(Exercise)
Write out the whole listing again, exactly.

## Begin Material shown

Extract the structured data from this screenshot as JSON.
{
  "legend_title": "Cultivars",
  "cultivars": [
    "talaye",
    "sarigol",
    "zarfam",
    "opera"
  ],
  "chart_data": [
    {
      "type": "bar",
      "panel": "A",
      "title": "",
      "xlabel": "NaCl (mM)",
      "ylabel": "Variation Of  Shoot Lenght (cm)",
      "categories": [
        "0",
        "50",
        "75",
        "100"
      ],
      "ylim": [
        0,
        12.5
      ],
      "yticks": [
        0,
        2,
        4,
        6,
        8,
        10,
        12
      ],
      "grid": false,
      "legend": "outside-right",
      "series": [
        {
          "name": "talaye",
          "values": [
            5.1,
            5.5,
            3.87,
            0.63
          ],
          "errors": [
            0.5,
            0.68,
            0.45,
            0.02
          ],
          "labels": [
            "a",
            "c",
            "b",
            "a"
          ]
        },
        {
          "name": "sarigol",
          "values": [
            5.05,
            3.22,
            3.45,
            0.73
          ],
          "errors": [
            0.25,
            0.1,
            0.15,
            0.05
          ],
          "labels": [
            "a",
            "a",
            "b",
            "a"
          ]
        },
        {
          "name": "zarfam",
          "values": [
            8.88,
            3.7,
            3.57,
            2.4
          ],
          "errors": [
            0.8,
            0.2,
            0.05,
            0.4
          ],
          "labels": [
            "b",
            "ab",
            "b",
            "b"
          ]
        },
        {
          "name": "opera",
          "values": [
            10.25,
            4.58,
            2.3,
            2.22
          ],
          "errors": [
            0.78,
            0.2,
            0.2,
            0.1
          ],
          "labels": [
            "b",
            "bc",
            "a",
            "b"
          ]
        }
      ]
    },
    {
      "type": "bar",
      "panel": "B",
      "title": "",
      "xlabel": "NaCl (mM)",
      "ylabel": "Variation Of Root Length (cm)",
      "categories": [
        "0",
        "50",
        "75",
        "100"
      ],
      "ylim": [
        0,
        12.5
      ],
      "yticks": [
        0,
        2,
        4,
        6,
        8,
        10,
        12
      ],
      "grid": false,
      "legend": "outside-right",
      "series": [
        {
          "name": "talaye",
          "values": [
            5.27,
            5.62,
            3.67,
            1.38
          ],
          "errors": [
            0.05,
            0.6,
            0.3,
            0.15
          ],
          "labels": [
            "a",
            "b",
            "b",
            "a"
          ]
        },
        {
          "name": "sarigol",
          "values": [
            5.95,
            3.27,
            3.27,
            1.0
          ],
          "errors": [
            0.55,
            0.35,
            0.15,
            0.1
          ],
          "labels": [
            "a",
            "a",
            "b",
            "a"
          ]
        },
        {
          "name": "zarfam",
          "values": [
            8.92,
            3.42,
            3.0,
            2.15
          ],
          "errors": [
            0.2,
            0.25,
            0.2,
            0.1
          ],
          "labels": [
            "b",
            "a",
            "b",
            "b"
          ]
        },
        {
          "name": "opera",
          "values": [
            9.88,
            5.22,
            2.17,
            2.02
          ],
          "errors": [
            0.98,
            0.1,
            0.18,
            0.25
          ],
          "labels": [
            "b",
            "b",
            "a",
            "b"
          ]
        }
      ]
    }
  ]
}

## End Material shown

(The response)
Extract the structured data from this screenshot as JSON.
{
  "legend_title": "Cultivars",
  "cultivars": [
    "talaye",
    "sarigol",
    "zarfam",
    "opera"
  ],
  "chart_data": [
    {
      "type": "bar",
      "panel": "A",
      "title": "",
      "xlabel": "NaCl (mM)",
      "ylabel": "Variation Of  Shoot Lenght (cm)",
      "categories": [
        "0",
        "50",
        "75",
        "100"
      ],
      "ylim": [
        0,
        12.5
      ],
      "yticks": [
        0,
        2,
        4,
        6,
        8,
        10,
        12
      ],
      "grid": false,
      "legend": "outside-right",
      "series": [
        {
          "name": "talaye",
          "values": [
            5.1,
            5.5,
            3.87,
            0.63
          ],
          "errors": [
            0.5,
            0.68,
            0.45,
            0.02
          ],
          "labels": [
            "a",
            "c",
            "b",
            "a"
          ]
        },
        {
          "name": "sarigol",
          "values": [
            5.05,
            3.22,
            3.45,
            0.73
          ],
          "errors": [
            0.25,
            0.1,
            0.15,
            0.05
          ],
          "labels": [
            "a",
            "a",
            "b",
            "a"
          ]
        },
        {
          "name": "zarfam",
          "values": [
            8.88,
            3.7,
            3.57,
            2.4
          ],
          "errors": [
            0.8,
            0.2,
            0.05,
            0.4
          ],
          "labels": [
            "b",
            "ab",
            "b",
            "b"
          ]
        },
        {
          "name": "opera",
          "values": [
            10.25,
            4.58,
            2.3,
            2.22
          ],
          "errors": [
            0.78,
            0.2,
            0.2,
            0.1
          ],
          "labels": [
            "b",
            "bc",
            "a",
            "b"
          ]
        }
      ]
    },
    {
      "type": "bar",
      "panel": "B",
      "title": "",
      "xlabel": "NaCl (mM)",
      "ylabel": "Variation Of Root Length (cm)",
      "categories": [
        "0",
        "50",
        "75",
        "100"
      ],
      "ylim": [
        0,
        12.5
      ],
      "yticks": [
        0,
        2,
        4,
        6,
        8,
        10,
        12
      ],
      "grid": false,
      "legend": "outside-right",
      "series": [
        {
          "name": "talaye",
          "values": [
            5.27,
            5.62,
            3.67,
            1.38
          ],
          "errors": [
            0.05,
            0.6,
            0.3,
            0.15
          ],
          "labels": [
            "a",
            "b",
            "b",
            "a"
          ]
        },
        {
          "name": "sarigol",
          "values": [
            5.95,
            3.27,
            3.27,
            1.0
          ],
          "errors": [
            0.55,
            0.35,
            0.15,
            0.1
          ],
          "labels": [
            "a",
            "a",
            "b",
            "a"
          ]
        },
        {
          "name": "zarfam",
          "values": [
            8.92,
            3.42,
            3.0,
            2.15
          ],
          "errors": [
            0.2,
            0.25,
            0.2,
            0.1
          ],
          "labels": [
            "b",
            "a",
            "b",
            "b"
          ]
        },
        {
          "name": "opera",
          "values": [
            9.88,
            5.22,
            2.17,
            2.02
          ],
          "errors": [
            0.98,
            0.1,
            0.18,
            0.25
          ],
          "labels": [
            "b",
            "b",
            "a",
            "b"
          ]
        }
      ]
    }
  ]
}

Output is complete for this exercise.